**Dataset content**
== == ==
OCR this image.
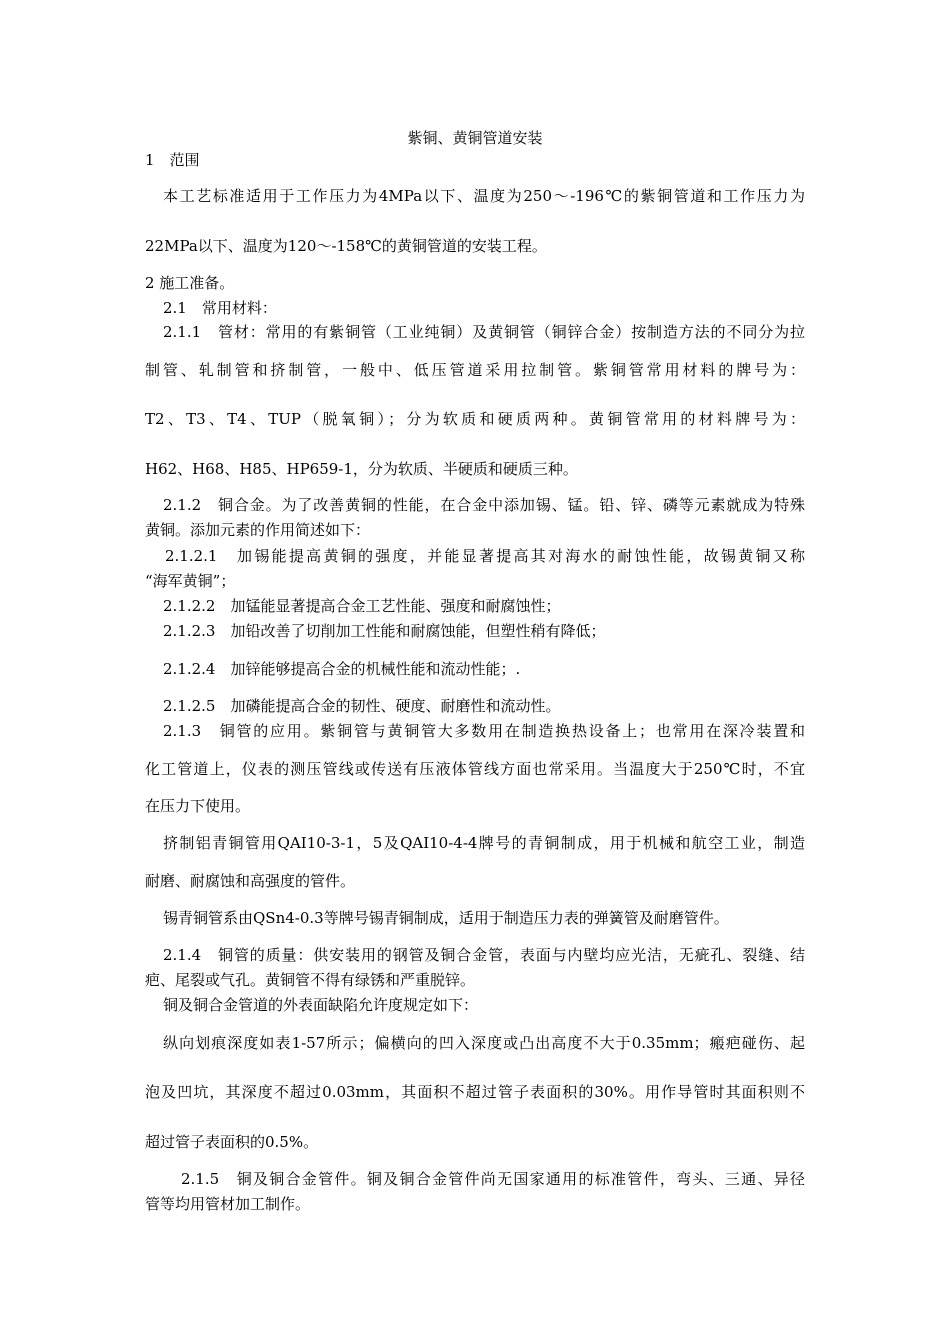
紫铜、黄铜管道安装
1　范围
本工艺标准适用于工作压力为4MPa以下、温度为250～-196℃的紫铜管道和工作压力为
22MPa以下、温度为120～-158℃的黄铜管道的安装工程。
2 施工准备。
2.1　常用材料：
2.1.1　管材：常用的有紫铜管（工业纯铜）及黄铜管（铜锌合金）按制造方法的不同分为拉
制管、轧制管和挤制管，一般中、低压管道采用拉制管。紫铜管常用材料的牌号为：
T2、T3、T4、TUP（脱氧铜）；分为软质和硬质两种。黄铜管常用的材料牌号为：
H62、H68、H85、HP659-1，分为软质、半硬质和硬质三种。
2.1.2　铜合金。为了改善黄铜的性能，在合金中添加锡、锰。铅、锌、磷等元素就成为特殊
黄铜。添加元素的作用简述如下：
2.1.2.1　加锡能提高黄铜的强度，并能显著提高其对海水的耐蚀性能，故锡黄铜又称
“海军黄铜”；
2.1.2.2　加锰能显著提高合金工艺性能、强度和耐腐蚀性；
2.1.2.3　加铅改善了切削加工性能和耐腐蚀能，但塑性稍有降低；
2.1.2.4　加锌能够提高合金的机械性能和流动性能；.
2.1.2.5　加磷能提高合金的韧性、硬度、耐磨性和流动性。
2.1.3　铜管的应用。紫铜管与黄铜管大多数用在制造换热设备上；也常用在深冷装置和
化工管道上，仪表的测压管线或传送有压液体管线方面也常采用。当温度大于250℃时，不宜
在压力下使用。
挤制铝青铜管用QAI10-3-1，5及QAI10-4-4牌号的青铜制成，用于机械和航空工业，制造
耐磨、耐腐蚀和高强度的管件。
锡青铜管系由QSn4-0.3等牌号锡青铜制成，适用于制造压力表的弹簧管及耐磨管件。
2.1.4　铜管的质量：供安装用的钢管及铜合金管，表面与内壁均应光洁，无疵孔、裂缝、结
疤、尾裂或气孔。黄铜管不得有绿锈和严重脱锌。
铜及铜合金管道的外表面缺陷允许度规定如下：
纵向划痕深度如表1-57所示；偏横向的凹入深度或凸出高度不大于0.35mm；瘢疤碰伤、起
泡及凹坑，其深度不超过0.03mm，其面积不超过管子表面积的30%。用作导管时其面积则不
超过管子表面积的0.5%。
2.1.5　铜及铜合金管件。铜及铜合金管件尚无国家通用的标准管件，弯头、三通、异径
管等均用管材加工制作。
== == ==
**Work to complete**
Reproduce every entry exactly, but omit each picture.

**Result of the exercise**
OCR this image.
紫铜、黄铜管道安装
1　范围
本工艺标准适用于工作压力为4MPa以下、温度为250～-196℃的紫铜管道和工作压力为
22MPa以下、温度为120～-158℃的黄铜管道的安装工程。
2 施工准备。
2.1　常用材料：
2.1.1　管材：常用的有紫铜管（工业纯铜）及黄铜管（铜锌合金）按制造方法的不同分为拉
制管、轧制管和挤制管，一般中、低压管道采用拉制管。紫铜管常用材料的牌号为：
T2、T3、T4、TUP（脱氧铜）；分为软质和硬质两种。黄铜管常用的材料牌号为：
H62、H68、H85、HP659-1，分为软质、半硬质和硬质三种。
2.1.2　铜合金。为了改善黄铜的性能，在合金中添加锡、锰。铅、锌、磷等元素就成为特殊
黄铜。添加元素的作用简述如下：
2.1.2.1　加锡能提高黄铜的强度，并能显著提高其对海水的耐蚀性能，故锡黄铜又称
“海军黄铜”；
2.1.2.2　加锰能显著提高合金工艺性能、强度和耐腐蚀性；
2.1.2.3　加铅改善了切削加工性能和耐腐蚀能，但塑性稍有降低；
2.1.2.4　加锌能够提高合金的机械性能和流动性能；.
2.1.2.5　加磷能提高合金的韧性、硬度、耐磨性和流动性。
2.1.3　铜管的应用。紫铜管与黄铜管大多数用在制造换热设备上；也常用在深冷装置和
化工管道上，仪表的测压管线或传送有压液体管线方面也常采用。当温度大于250℃时，不宜
在压力下使用。
挤制铝青铜管用QAI10-3-1，5及QAI10-4-4牌号的青铜制成，用于机械和航空工业，制造
耐磨、耐腐蚀和高强度的管件。
锡青铜管系由QSn4-0.3等牌号锡青铜制成，适用于制造压力表的弹簧管及耐磨管件。
2.1.4　铜管的质量：供安装用的钢管及铜合金管，表面与内壁均应光洁，无疵孔、裂缝、结
疤、尾裂或气孔。黄铜管不得有绿锈和严重脱锌。
铜及铜合金管道的外表面缺陷允许度规定如下：
纵向划痕深度如表1-57所示；偏横向的凹入深度或凸出高度不大于0.35mm；瘢疤碰伤、起
泡及凹坑，其深度不超过0.03mm，其面积不超过管子表面积的30%。用作导管时其面积则不
超过管子表面积的0.5%。
2.1.5　铜及铜合金管件。铜及铜合金管件尚无国家通用的标准管件，弯头、三通、异径
管等均用管材加工制作。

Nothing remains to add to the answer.